— Begin Data for processing —
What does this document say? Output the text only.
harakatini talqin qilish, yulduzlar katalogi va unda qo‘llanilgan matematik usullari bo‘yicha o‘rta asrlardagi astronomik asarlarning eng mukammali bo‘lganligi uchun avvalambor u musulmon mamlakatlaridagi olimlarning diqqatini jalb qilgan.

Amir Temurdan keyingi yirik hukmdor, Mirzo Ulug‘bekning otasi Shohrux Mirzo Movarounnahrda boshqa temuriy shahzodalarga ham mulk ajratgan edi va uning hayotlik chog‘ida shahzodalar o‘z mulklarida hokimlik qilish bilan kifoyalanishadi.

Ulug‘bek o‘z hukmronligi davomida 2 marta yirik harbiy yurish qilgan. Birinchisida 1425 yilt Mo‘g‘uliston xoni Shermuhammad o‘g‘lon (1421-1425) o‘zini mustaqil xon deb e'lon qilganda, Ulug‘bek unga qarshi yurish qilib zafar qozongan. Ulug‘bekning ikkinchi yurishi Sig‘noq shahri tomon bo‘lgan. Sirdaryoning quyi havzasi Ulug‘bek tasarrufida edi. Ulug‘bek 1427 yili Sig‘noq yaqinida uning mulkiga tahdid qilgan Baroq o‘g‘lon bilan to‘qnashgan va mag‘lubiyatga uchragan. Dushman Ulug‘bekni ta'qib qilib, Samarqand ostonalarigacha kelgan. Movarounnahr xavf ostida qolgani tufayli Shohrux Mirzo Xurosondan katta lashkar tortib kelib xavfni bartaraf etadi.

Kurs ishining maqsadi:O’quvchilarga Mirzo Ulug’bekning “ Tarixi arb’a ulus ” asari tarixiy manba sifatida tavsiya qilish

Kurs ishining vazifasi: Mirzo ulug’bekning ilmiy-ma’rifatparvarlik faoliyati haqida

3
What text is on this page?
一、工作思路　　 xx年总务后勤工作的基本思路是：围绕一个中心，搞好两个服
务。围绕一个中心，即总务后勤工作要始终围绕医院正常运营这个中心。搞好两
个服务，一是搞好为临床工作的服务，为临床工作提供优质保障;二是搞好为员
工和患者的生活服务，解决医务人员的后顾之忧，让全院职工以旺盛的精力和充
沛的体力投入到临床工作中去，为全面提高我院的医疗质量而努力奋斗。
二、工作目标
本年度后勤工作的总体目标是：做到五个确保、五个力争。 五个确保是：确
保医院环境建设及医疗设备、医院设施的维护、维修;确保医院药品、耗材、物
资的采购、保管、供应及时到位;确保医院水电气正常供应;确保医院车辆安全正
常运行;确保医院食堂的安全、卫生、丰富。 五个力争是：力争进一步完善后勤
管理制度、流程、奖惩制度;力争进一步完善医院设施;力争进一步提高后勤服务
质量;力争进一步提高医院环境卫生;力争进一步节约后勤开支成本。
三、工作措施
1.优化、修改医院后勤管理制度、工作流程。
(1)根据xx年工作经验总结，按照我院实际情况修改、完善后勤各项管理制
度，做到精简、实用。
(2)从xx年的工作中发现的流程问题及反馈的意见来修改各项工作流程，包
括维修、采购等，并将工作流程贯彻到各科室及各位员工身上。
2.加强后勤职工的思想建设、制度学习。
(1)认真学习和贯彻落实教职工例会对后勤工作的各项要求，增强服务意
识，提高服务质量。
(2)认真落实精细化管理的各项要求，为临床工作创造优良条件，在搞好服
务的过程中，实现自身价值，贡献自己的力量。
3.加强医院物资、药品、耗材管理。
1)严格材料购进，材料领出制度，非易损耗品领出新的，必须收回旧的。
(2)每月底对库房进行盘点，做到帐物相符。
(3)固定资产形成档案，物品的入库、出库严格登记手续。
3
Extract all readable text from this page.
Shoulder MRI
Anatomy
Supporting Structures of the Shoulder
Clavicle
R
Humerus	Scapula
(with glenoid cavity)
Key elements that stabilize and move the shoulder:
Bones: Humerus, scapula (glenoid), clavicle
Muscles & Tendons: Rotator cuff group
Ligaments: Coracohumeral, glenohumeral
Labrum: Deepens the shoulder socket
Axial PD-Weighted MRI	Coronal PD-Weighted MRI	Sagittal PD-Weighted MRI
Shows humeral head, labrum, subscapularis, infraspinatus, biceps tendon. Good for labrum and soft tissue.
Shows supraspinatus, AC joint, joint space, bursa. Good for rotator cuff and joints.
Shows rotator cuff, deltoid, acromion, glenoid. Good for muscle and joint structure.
— End Data for processing —
• _Given instruction_: Write out all records exactly, keeping every detail.

• _Full output_:
What does this document say? Output the text only.
harakatini talqin qilish, yulduzlar katalogi va unda qo‘llanilgan matematik usullari bo‘yicha o‘rta asrlardagi astronomik asarlarning eng mukammali bo‘lganligi uchun avvalambor u musulmon mamlakatlaridagi olimlarning diqqatini jalb qilgan.

Amir Temurdan keyingi yirik hukmdor, Mirzo Ulug‘bekning otasi Shohrux Mirzo Movarounnahrda boshqa temuriy shahzodalarga ham mulk ajratgan edi va uning hayotlik chog‘ida shahzodalar o‘z mulklarida hokimlik qilish bilan kifoyalanishadi.

Ulug‘bek o‘z hukmronligi davomida 2 marta yirik harbiy yurish qilgan. Birinchisida 1425 yilt Mo‘g‘uliston xoni Shermuhammad o‘g‘lon (1421-1425) o‘zini mustaqil xon deb e'lon qilganda, Ulug‘bek unga qarshi yurish qilib zafar qozongan. Ulug‘bekning ikkinchi yurishi Sig‘noq shahri tomon bo‘lgan. Sirdaryoning quyi havzasi Ulug‘bek tasarrufida edi. Ulug‘bek 1427 yili Sig‘noq yaqinida uning mulkiga tahdid qilgan Baroq o‘g‘lon bilan to‘qnashgan va mag‘lubiyatga uchragan. Dushman Ulug‘bekni ta'qib qilib, Samarqand ostonalarigacha kelgan. Movarounnahr xavf ostida qolgani tufayli Shohrux Mirzo Xurosondan katta lashkar tortib kelib xavfni bartaraf etadi.

Kurs ishining maqsadi:O’quvchilarga Mirzo Ulug’bekning “ Tarixi arb’a ulus ” asari tarixiy manba sifatida tavsiya qilish

Kurs ishining vazifasi: Mirzo ulug’bekning ilmiy-ma’rifatparvarlik faoliyati haqida

3
What text is on this page?
一、工作思路　　 xx年总务后勤工作的基本思路是：围绕一个中心，搞好两个服
务。围绕一个中心，即总务后勤工作要始终围绕医院正常运营这个中心。搞好两
个服务，一是搞好为临床工作的服务，为临床工作提供优质保障;二是搞好为员
工和患者的生活服务，解决医务人员的后顾之忧，让全院职工以旺盛的精力和充
沛的体力投入到临床工作中去，为全面提高我院的医疗质量而努力奋斗。
二、工作目标
本年度后勤工作的总体目标是：做到五个确保、五个力争。 五个确保是：确
保医院环境建设及医疗设备、医院设施的维护、维修;确保医院药品、耗材、物
资的采购、保管、供应及时到位;确保医院水电气正常供应;确保医院车辆安全正
常运行;确保医院食堂的安全、卫生、丰富。 五个力争是：力争进一步完善后勤
管理制度、流程、奖惩制度;力争进一步完善医院设施;力争进一步提高后勤服务
质量;力争进一步提高医院环境卫生;力争进一步节约后勤开支成本。
三、工作措施
1.优化、修改医院后勤管理制度、工作流程。
(1)根据xx年工作经验总结，按照我院实际情况修改、完善后勤各项管理制
度，做到精简、实用。
(2)从xx年的工作中发现的流程问题及反馈的意见来修改各项工作流程，包
括维修、采购等，并将工作流程贯彻到各科室及各位员工身上。
2.加强后勤职工的思想建设、制度学习。
(1)认真学习和贯彻落实教职工例会对后勤工作的各项要求，增强服务意
识，提高服务质量。
(2)认真落实精细化管理的各项要求，为临床工作创造优良条件，在搞好服
务的过程中，实现自身价值，贡献自己的力量。
3.加强医院物资、药品、耗材管理。
1)严格材料购进，材料领出制度，非易损耗品领出新的，必须收回旧的。
(2)每月底对库房进行盘点，做到帐物相符。
(3)固定资产形成档案，物品的入库、出库严格登记手续。
3
Extract all readable text from this page.
Shoulder MRI
Anatomy
Supporting Structures of the Shoulder
Clavicle
R
Humerus	Scapula
(with glenoid cavity)
Key elements that stabilize and move the shoulder:
Bones: Humerus, scapula (glenoid), clavicle
Muscles & Tendons: Rotator cuff group
Ligaments: Coracohumeral, glenohumeral
Labrum: Deepens the shoulder socket
Axial PD-Weighted MRI	Coronal PD-Weighted MRI	Sagittal PD-Weighted MRI
Shows humeral head, labrum, subscapularis, infraspinatus, biceps tendon. Good for labrum and soft tissue.
Shows supraspinatus, AC joint, joint space, bursa. Good for rotator cuff and joints.
Shows rotator cuff, deltoid, acromion, glenoid. Good for muscle and joint structure.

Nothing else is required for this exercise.